* _To be done_:
Find and return each line containing "respondents".

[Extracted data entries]
───

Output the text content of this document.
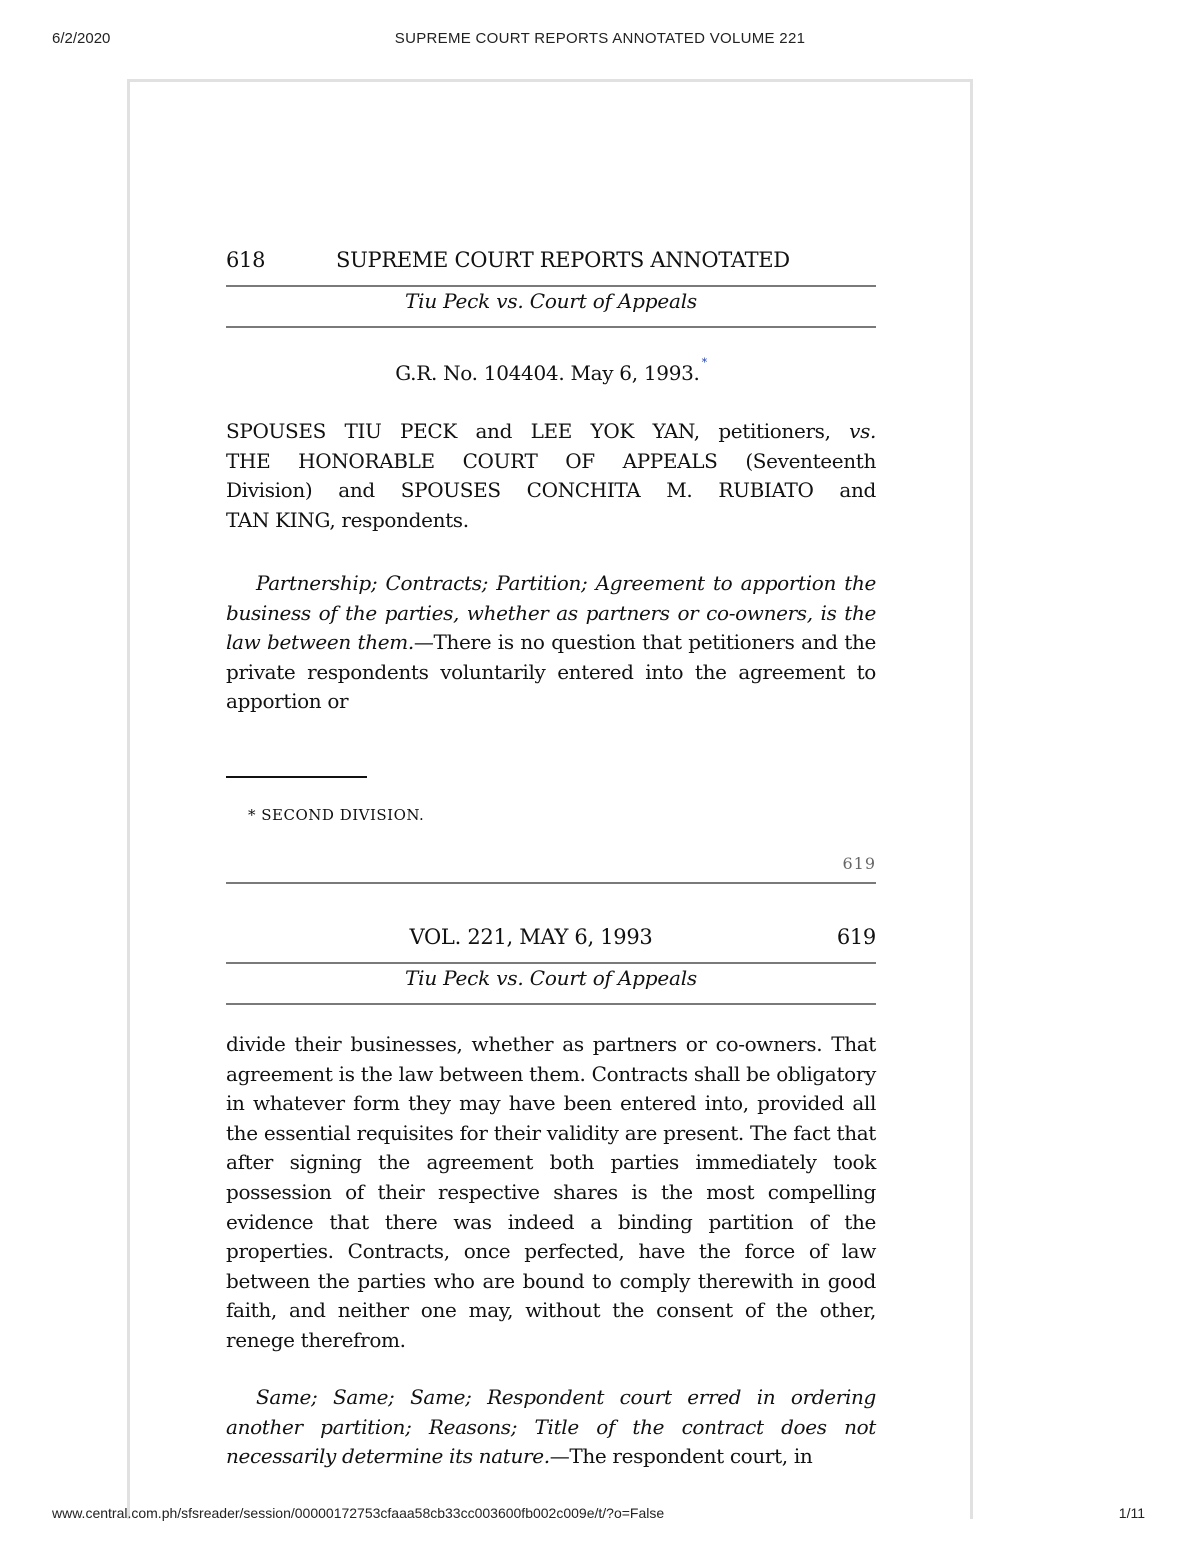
6/2/2020	SUPREME COURT REPORTS ANNOTATED VOLUME 221
618	SUPREME COURT REPORTS ANNOTATED
Tiu Peck vs. Court of Appeals
G.R. No. 104404. May 6, 1993. *
SPOUSES TIU PECK and LEE YOK YAN, petitioners, vs.
THE HONORABLE COURT OF APPEALS (Seventeenth
Division) and SPOUSES CONCHITA M. RUBIATO and
TAN KING, respondents.
Partnership; Contracts; Partition; Agreement to apportion the business of the parties, whether as partners or co-owners, is the law between them.—There is no question that petitioners and the private respondents voluntarily entered into the agreement to apportion or
* SECOND DIVISION.
619
VOL. 221, MAY 6, 1993	619
Tiu Peck vs. Court of Appeals
divide their businesses, whether as partners or co-owners. That agreement is the law between them. Contracts shall be obligatory in whatever form they may have been entered into, provided all the essential requisites for their validity are present. The fact that after signing the agreement both parties immediately took possession of their respective shares is the most compelling evidence that there was indeed a binding partition of the properties. Contracts, once perfected, have the force of law between the parties who are bound to comply therewith in good faith, and neither one may, without the consent of the other, renege therefrom.
Same; Same; Same; Respondent court erred in ordering another partition; Reasons; Title of the contract does not necessarily determine its nature.—The respondent court, in
www.central.com.ph/sfsreader/session/00000172753cfaaa58cb33cc003600fb002c009e/t/?o=False	1/11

───

* _Solution for this exercise_:
TAN KING, respondents.
Partnership; Contracts; Partition; Agreement to apportion the business of the parties, whether as partners or co-owners, is the law between them.—There is no question that petitioners and the private respondents voluntarily entered into the agreement to apportion or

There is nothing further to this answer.